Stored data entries
====
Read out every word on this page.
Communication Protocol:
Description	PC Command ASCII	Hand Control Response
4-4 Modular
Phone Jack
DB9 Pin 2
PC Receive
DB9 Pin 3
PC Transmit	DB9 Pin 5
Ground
====
▶ _Goal of the exercise_: All of the material above needs to be retyped word for word.

▶ _The completed task_:
Read out every word on this page.
Communication Protocol:
Description	PC Command ASCII	Hand Control Response
4-4 Modular
Phone Jack
DB9 Pin 2
PC Receive
DB9 Pin 3
PC Transmit	DB9 Pin 5
Ground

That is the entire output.